Begin Given entries
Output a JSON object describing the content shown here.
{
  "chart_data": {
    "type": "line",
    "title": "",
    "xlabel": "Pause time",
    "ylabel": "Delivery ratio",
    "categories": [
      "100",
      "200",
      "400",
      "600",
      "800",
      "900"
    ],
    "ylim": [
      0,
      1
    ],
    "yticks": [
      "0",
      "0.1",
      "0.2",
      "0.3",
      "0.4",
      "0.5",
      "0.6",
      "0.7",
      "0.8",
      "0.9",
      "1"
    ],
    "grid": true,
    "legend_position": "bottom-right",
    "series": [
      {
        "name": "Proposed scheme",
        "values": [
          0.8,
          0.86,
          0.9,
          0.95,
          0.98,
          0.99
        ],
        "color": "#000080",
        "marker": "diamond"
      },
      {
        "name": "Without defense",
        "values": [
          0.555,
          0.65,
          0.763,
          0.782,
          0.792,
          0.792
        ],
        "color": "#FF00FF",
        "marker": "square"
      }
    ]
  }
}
End Given entries
:: Your task ::
Word for word, quote all of the data above.

:: Task solution ::
Output a JSON object describing the content shown here.
{
  "chart_data": {
    "type": "line",
    "title": "",
    "xlabel": "Pause time",
    "ylabel": "Delivery ratio",
    "categories": [
      "100",
      "200",
      "400",
      "600",
      "800",
      "900"
    ],
    "ylim": [
      0,
      1
    ],
    "yticks": [
      "0",
      "0.1",
      "0.2",
      "0.3",
      "0.4",
      "0.5",
      "0.6",
      "0.7",
      "0.8",
      "0.9",
      "1"
    ],
    "grid": true,
    "legend_position": "bottom-right",
    "series": [
      {
        "name": "Proposed scheme",
        "values": [
          0.8,
          0.86,
          0.9,
          0.95,
          0.98,
          0.99
        ],
        "color": "#000080",
        "marker": "diamond"
      },
      {
        "name": "Without defense",
        "values": [
          0.555,
          0.65,
          0.763,
          0.782,
          0.792,
          0.792
        ],
        "color": "#FF00FF",
        "marker": "square"
      }
    ]
  }
}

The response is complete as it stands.